Write out each line from the beginning of the listing through the line containing "- quote-row: Fwd Dividend: N/A: [253, 47, 344, 61]" as a numbered list, leaving out any blank lines.

**** RECORDS TO PROCESS

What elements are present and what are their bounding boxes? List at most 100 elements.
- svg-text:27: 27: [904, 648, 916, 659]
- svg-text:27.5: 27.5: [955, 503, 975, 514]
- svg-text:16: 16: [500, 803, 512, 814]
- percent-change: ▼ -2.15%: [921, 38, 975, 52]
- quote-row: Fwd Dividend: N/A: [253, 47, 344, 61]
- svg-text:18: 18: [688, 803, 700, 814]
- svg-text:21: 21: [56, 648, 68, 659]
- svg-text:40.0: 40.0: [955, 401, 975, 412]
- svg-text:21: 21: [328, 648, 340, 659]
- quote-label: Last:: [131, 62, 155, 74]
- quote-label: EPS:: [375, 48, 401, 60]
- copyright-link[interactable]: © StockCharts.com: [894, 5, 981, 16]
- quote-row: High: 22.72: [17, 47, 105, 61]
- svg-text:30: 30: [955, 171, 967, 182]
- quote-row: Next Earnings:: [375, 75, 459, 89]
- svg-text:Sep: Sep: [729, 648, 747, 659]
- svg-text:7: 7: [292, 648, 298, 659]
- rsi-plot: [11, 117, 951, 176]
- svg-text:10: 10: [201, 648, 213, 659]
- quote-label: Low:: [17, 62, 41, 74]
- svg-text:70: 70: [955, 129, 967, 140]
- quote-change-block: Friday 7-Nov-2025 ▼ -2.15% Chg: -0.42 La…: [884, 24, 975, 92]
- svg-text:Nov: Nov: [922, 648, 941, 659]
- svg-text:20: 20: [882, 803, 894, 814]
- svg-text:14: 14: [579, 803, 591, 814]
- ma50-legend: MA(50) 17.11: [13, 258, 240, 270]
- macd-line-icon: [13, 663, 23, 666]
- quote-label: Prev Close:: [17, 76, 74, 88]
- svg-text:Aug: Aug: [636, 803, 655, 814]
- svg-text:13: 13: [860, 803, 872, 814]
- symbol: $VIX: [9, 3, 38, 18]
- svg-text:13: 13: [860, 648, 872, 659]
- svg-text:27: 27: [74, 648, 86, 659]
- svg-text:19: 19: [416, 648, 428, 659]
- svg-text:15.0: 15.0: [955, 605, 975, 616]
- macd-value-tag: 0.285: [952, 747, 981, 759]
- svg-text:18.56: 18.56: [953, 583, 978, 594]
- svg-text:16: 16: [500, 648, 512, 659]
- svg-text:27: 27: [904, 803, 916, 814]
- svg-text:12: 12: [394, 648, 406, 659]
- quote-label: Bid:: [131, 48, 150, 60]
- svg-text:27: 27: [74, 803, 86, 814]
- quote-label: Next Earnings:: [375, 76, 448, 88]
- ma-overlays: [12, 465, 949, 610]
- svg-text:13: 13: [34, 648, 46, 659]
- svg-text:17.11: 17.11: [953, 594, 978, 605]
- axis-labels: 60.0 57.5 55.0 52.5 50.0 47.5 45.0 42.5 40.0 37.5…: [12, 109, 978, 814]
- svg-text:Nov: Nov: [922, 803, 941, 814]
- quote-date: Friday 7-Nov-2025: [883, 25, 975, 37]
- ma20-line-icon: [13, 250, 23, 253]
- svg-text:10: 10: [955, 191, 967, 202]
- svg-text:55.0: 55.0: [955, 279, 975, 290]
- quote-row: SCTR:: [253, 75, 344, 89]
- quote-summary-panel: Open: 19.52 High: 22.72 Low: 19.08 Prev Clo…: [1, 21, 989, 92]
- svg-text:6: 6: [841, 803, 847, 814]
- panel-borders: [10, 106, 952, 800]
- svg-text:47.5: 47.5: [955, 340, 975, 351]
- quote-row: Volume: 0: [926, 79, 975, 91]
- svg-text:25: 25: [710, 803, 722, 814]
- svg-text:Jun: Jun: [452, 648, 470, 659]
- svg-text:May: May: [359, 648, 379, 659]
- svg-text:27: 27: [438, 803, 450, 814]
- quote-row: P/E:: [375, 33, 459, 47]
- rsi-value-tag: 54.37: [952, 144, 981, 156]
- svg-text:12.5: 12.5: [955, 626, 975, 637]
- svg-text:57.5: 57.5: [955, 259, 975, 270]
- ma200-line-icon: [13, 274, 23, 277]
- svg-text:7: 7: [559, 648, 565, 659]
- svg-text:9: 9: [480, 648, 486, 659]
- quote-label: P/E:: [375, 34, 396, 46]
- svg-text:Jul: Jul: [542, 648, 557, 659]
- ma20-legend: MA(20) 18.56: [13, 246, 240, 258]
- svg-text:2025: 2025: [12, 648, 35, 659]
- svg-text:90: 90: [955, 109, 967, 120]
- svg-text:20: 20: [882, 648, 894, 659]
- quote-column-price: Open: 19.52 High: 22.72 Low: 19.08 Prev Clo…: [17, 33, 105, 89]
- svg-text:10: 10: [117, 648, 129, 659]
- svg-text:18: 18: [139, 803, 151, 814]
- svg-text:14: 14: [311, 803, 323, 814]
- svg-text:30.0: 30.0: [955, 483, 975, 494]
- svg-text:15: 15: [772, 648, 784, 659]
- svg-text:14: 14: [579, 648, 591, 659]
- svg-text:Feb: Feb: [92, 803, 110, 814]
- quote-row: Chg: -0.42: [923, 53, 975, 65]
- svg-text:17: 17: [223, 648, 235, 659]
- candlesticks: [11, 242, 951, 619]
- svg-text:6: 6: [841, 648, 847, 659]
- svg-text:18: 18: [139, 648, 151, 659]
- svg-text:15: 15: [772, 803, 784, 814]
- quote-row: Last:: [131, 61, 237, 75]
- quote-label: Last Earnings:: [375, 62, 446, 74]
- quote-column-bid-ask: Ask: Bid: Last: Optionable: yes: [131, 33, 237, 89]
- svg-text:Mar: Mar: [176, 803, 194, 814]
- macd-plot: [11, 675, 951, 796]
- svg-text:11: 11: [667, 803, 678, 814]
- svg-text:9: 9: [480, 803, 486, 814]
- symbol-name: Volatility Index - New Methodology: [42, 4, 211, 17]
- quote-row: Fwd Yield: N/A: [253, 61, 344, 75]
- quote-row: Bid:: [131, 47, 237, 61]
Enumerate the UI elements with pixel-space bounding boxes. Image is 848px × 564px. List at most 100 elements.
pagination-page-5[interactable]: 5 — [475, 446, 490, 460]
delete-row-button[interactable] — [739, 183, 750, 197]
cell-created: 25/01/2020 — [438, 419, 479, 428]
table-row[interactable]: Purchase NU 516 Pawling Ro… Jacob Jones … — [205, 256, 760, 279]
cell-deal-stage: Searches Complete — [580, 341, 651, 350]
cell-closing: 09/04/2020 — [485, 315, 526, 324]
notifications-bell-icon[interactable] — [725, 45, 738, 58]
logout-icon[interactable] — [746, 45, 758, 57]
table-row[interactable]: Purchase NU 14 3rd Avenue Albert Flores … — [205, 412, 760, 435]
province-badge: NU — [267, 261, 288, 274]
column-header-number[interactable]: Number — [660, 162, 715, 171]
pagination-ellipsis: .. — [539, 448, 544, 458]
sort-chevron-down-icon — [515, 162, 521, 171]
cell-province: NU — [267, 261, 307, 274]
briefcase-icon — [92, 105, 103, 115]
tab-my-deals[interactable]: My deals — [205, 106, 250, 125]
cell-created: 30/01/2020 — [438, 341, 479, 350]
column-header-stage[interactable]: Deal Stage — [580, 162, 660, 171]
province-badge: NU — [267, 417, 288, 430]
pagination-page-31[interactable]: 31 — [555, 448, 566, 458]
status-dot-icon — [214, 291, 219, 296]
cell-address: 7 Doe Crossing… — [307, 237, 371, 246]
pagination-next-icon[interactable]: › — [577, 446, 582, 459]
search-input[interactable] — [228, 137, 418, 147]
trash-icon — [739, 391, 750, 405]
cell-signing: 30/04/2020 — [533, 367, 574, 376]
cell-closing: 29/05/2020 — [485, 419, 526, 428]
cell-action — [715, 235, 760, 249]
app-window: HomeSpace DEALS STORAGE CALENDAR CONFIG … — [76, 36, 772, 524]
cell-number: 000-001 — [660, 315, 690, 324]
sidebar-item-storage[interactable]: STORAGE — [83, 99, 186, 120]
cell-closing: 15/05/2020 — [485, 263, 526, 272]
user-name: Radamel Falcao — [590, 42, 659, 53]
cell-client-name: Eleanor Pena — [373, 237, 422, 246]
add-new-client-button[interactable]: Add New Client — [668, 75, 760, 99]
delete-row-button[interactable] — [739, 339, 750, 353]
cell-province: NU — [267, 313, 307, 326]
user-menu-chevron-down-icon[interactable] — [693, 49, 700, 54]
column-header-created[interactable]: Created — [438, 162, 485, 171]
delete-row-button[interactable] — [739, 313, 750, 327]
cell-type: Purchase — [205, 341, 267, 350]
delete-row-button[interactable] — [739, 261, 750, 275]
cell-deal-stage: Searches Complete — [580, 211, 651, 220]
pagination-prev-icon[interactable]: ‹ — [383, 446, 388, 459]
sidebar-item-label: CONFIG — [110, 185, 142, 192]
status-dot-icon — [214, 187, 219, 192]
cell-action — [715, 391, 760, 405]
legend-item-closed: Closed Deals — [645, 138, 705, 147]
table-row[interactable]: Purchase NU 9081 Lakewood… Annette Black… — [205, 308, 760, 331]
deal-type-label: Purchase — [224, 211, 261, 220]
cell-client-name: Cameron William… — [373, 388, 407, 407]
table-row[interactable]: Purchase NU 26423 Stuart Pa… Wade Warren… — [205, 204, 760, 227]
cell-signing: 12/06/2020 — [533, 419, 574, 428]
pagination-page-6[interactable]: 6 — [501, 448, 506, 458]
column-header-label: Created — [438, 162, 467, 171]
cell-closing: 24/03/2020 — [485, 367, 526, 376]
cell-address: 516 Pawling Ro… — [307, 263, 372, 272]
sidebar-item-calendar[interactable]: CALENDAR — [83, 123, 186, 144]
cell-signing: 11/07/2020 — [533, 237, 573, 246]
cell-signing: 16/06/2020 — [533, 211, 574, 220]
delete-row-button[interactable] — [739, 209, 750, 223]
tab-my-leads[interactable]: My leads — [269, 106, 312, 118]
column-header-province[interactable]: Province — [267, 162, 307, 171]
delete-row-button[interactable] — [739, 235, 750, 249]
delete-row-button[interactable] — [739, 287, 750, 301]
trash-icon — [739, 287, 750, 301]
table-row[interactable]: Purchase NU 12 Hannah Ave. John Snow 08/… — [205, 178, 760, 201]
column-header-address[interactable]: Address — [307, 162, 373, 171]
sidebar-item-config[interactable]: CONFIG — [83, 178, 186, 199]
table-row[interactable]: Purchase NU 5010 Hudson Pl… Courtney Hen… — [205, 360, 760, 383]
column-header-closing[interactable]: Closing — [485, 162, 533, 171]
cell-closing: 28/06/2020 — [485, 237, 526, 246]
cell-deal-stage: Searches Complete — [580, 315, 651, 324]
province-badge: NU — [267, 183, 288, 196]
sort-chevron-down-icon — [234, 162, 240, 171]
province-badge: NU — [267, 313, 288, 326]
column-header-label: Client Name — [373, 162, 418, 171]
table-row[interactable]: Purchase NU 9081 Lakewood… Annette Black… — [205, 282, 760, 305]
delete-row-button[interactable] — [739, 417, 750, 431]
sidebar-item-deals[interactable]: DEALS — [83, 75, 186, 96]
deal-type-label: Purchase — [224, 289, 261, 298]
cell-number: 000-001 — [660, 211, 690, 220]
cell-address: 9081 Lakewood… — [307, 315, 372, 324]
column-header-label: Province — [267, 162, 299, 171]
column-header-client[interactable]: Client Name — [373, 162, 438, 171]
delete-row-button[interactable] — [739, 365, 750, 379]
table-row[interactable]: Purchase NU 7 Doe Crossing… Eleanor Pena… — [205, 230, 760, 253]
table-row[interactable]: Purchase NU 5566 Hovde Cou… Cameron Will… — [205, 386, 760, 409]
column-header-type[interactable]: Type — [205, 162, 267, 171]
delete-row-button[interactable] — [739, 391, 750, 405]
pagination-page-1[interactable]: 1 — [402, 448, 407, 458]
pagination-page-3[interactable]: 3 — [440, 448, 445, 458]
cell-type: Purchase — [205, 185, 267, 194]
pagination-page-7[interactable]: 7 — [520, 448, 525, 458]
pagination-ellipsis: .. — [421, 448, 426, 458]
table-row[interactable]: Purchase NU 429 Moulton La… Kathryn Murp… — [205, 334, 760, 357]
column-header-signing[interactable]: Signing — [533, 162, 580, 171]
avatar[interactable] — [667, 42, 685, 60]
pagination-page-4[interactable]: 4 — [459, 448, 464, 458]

********

EXERCISE ANSWER:
1. What elements are present and what are their bounding boxes? List at most 100 elements.
2. - svg-text:27: 27: [904, 648, 916, 659]
3. - svg-text:27.5: 27.5: [955, 503, 975, 514]
4. - svg-text:16: 16: [500, 803, 512, 814]
5. - percent-change: ▼ -2.15%: [921, 38, 975, 52]
6. - quote-row: Fwd Dividend: N/A: [253, 47, 344, 61]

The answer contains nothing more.